**Short exercise:**
Give the entries again, word for word.

**Items:**

☆ ☆ ☆ ☆ ☆ ☆ ☆

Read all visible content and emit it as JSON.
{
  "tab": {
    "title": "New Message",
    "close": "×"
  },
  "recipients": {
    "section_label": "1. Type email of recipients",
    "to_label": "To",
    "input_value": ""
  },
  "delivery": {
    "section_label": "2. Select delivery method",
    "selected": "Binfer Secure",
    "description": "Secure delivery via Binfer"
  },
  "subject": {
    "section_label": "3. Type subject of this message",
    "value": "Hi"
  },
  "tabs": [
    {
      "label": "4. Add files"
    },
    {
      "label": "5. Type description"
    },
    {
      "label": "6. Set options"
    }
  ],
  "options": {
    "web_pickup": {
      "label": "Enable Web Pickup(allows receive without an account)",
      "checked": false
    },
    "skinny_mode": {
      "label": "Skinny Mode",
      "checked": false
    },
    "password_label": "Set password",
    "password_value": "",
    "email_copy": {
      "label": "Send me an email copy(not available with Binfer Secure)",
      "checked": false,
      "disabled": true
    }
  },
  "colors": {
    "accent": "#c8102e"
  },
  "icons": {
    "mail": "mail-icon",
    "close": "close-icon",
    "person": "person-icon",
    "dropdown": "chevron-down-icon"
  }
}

☆ ☆ ☆ ☆ ☆ ☆ ☆

**Result for this task:**
Read all visible content and emit it as JSON.
{
  "tab": {
    "title": "New Message",
    "close": "×"
  },
  "recipients": {
    "section_label": "1. Type email of recipients",
    "to_label": "To",
    "input_value": ""
  },
  "delivery": {
    "section_label": "2. Select delivery method",
    "selected": "Binfer Secure",
    "description": "Secure delivery via Binfer"
  },
  "subject": {
    "section_label": "3. Type subject of this message",
    "value": "Hi"
  },
  "tabs": [
    {
      "label": "4. Add files"
    },
    {
      "label": "5. Type description"
    },
    {
      "label": "6. Set options"
    }
  ],
  "options": {
    "web_pickup": {
      "label": "Enable Web Pickup(allows receive without an account)",
      "checked": false
    },
    "skinny_mode": {
      "label": "Skinny Mode",
      "checked": false
    },
    "password_label": "Set password",
    "password_value": "",
    "email_copy": {
      "label": "Send me an email copy(not available with Binfer Secure)",
      "checked": false,
      "disabled": true
    }
  },
  "colors": {
    "accent": "#c8102e"
  },
  "icons": {
    "mail": "mail-icon",
    "close": "close-icon",
    "person": "person-icon",
    "dropdown": "chevron-down-icon"
  }
}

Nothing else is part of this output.